- What you will do
How many lines of the entries below include the word "avec"? Answer with the number alone.

[Stored items from a collection]
%%

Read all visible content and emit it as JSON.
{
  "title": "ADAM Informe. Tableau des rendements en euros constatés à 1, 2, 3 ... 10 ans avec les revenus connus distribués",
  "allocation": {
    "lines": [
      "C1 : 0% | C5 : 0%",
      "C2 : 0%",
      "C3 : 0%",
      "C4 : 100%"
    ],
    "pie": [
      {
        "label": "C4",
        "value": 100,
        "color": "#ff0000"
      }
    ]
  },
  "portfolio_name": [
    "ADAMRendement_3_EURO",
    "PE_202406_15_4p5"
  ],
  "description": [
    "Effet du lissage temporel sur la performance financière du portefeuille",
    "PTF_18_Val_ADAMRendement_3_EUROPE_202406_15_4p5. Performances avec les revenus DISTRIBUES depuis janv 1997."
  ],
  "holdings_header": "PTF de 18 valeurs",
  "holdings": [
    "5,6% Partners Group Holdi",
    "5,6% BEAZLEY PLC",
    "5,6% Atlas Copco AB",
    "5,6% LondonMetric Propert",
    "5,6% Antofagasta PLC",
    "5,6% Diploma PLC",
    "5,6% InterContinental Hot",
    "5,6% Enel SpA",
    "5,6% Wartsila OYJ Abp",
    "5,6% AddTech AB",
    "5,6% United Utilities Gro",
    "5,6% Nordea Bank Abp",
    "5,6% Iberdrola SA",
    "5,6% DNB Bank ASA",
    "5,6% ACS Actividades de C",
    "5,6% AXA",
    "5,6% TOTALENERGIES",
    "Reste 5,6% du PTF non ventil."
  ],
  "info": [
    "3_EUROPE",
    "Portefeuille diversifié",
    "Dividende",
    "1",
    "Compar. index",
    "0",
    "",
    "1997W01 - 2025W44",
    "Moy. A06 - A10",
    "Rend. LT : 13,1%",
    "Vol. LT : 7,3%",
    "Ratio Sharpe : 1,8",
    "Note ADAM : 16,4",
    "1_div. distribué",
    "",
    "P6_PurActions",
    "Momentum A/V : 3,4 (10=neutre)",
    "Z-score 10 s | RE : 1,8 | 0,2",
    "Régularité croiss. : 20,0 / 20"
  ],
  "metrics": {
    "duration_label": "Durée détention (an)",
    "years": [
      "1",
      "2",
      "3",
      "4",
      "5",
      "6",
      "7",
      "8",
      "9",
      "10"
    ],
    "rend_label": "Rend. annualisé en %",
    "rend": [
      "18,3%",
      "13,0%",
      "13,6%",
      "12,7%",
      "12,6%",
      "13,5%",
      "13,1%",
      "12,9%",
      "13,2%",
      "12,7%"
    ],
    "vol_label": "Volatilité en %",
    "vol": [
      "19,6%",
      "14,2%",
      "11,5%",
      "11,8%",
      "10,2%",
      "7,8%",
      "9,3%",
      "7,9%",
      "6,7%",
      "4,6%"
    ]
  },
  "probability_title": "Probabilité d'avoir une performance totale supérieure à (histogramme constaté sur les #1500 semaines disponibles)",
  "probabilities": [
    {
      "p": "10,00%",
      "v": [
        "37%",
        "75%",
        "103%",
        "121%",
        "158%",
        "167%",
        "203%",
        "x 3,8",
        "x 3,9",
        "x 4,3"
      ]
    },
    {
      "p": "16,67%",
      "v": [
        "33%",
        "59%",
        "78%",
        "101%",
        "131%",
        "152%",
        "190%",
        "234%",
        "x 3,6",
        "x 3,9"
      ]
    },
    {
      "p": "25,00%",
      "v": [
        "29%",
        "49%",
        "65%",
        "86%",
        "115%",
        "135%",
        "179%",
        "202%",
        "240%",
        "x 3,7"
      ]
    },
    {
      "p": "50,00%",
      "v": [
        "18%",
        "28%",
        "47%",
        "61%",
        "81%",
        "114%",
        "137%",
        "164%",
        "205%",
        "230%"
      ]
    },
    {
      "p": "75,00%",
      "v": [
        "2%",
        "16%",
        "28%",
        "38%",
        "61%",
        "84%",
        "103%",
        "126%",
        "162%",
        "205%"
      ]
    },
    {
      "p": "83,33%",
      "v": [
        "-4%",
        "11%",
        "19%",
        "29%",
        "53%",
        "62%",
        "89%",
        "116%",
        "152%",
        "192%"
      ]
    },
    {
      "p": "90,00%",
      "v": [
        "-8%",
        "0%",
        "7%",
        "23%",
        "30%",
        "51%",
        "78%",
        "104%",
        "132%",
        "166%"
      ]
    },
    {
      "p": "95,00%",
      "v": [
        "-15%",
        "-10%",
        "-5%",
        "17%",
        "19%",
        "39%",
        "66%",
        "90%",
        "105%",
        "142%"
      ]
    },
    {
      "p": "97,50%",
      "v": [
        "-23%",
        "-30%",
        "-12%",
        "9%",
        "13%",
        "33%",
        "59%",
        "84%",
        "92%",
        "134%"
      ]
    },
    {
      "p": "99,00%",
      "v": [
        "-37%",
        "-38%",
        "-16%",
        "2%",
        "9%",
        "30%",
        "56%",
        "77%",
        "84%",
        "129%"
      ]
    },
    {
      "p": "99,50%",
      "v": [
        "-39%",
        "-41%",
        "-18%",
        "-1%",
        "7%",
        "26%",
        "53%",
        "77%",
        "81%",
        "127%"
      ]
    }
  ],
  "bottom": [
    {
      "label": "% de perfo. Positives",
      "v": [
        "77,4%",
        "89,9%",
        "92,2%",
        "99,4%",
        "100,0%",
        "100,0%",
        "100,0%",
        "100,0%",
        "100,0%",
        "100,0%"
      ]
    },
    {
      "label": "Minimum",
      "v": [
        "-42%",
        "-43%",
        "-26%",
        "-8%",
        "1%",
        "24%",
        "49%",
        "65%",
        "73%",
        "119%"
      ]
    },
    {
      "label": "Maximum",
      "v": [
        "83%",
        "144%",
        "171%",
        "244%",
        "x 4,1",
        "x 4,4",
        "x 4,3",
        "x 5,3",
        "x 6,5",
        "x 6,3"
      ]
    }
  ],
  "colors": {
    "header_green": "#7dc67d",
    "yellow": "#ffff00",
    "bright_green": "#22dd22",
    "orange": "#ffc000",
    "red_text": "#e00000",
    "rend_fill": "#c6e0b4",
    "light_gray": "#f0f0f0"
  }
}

%%

- Right answer
2